[INSTRUCTIONS FOR THE TASK]: Count how many lines hold the string "city". Answer with that number and nothing more.

[RECORDS SUPPLIED]:
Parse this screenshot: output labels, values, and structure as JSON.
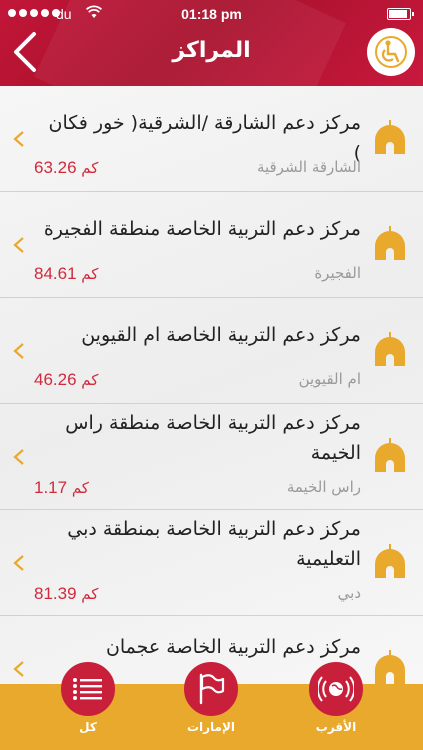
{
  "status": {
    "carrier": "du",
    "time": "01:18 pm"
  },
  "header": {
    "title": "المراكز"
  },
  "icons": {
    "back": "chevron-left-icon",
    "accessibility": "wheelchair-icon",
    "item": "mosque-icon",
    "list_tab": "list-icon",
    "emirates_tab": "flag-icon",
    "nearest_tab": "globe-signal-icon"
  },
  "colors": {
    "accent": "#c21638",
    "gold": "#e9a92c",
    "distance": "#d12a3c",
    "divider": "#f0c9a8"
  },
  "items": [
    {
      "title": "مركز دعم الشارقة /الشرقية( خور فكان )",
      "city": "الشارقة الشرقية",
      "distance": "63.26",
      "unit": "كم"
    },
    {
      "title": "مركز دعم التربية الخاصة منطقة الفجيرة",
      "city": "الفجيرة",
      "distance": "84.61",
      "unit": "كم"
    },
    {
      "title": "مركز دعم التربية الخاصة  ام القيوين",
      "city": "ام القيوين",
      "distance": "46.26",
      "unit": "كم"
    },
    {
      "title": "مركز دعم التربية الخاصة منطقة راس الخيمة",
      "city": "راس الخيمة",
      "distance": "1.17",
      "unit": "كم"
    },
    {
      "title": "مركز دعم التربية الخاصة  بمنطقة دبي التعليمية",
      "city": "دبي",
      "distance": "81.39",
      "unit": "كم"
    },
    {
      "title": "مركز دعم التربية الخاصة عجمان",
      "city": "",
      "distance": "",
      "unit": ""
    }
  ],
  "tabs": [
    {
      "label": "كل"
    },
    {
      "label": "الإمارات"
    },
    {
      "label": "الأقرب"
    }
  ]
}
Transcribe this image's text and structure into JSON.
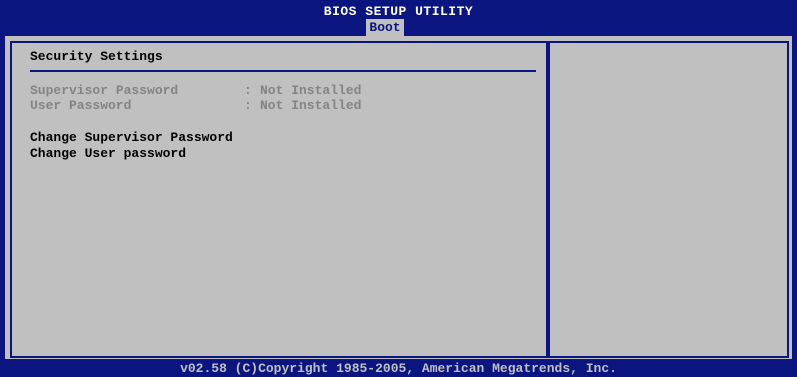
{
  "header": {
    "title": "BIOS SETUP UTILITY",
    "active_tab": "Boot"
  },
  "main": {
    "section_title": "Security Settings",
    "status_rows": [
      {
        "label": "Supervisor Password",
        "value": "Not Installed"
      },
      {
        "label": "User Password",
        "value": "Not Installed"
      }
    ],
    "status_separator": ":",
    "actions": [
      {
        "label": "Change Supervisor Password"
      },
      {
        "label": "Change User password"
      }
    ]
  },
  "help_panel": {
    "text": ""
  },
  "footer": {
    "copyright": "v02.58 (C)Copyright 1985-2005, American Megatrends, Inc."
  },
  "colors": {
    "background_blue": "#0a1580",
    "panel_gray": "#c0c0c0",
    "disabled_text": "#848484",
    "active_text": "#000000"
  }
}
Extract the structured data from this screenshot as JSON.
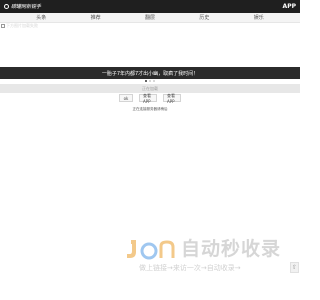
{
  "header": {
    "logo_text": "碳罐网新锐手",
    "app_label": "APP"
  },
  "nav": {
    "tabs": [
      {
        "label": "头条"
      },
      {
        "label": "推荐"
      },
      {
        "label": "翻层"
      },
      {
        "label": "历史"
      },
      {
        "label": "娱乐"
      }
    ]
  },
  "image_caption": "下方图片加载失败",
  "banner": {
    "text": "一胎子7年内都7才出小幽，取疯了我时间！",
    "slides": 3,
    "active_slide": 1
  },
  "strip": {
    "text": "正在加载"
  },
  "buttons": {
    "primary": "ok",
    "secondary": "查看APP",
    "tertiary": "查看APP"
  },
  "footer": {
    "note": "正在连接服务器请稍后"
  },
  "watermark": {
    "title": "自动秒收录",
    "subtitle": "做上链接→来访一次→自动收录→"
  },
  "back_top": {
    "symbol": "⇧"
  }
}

[FULL SOLUTION]: 6